Problem requirements: Each line below should be reproduced without any alteration.

== Data records

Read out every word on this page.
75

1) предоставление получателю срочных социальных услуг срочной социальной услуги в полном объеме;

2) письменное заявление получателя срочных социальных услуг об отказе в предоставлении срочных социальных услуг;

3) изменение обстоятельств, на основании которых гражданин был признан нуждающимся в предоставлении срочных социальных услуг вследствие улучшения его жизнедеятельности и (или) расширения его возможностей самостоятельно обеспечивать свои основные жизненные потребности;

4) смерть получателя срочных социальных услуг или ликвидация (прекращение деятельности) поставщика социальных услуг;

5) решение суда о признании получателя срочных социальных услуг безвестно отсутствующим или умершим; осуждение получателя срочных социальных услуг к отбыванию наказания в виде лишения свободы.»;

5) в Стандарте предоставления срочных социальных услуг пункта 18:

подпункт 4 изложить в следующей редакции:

====

Task solution:
Read out every word on this page.
75

1) предоставление получателю срочных социальных услуг срочной социальной услуги в полном объеме;

2) письменное заявление получателя срочных социальных услуг об отказе в предоставлении срочных социальных услуг;

3) изменение обстоятельств, на основании которых гражданин был признан нуждающимся в предоставлении срочных социальных услуг вследствие улучшения его жизнедеятельности и (или) расширения его возможностей самостоятельно обеспечивать свои основные жизненные потребности;

4) смерть получателя срочных социальных услуг или ликвидация (прекращение деятельности) поставщика социальных услуг;

5) решение суда о признании получателя срочных социальных услуг безвестно отсутствующим или умершим; осуждение получателя срочных социальных услуг к отбыванию наказания в виде лишения свободы.»;

5) в Стандарте предоставления срочных социальных услуг пункта 18:

подпункт 4 изложить в следующей редакции:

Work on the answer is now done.